- Exercise requirements
Write the number of lines holding the word "Oszustwo", and nothing else.

- Entries provided
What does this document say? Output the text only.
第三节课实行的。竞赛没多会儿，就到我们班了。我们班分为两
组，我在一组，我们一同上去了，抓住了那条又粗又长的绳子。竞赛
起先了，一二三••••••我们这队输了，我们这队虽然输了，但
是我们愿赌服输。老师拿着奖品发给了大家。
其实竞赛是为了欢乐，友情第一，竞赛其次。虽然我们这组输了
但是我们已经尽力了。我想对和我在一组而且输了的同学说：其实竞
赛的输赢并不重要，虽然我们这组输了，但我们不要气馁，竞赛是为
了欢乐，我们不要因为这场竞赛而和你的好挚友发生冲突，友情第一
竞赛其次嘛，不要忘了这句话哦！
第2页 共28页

* * *

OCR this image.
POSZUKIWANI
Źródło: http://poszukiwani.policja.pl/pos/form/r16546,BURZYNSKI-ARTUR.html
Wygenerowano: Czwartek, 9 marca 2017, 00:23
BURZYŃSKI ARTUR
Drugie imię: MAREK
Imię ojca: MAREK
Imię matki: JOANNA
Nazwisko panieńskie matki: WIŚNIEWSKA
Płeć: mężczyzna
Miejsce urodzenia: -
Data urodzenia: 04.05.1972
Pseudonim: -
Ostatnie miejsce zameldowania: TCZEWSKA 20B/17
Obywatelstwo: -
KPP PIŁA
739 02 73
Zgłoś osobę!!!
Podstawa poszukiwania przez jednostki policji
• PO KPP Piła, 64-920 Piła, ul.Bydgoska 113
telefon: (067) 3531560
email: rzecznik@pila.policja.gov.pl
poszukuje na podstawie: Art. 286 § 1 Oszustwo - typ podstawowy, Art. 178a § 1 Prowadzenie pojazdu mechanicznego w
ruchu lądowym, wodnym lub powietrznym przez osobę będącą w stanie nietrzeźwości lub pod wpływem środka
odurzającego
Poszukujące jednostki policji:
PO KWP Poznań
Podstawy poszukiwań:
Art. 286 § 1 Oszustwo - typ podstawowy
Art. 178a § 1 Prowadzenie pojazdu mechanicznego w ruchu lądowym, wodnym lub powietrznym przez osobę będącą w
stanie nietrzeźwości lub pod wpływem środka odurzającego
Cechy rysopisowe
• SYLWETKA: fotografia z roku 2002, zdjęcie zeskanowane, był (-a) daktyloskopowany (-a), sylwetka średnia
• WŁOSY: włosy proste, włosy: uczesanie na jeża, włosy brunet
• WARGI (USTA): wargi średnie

- Written response
2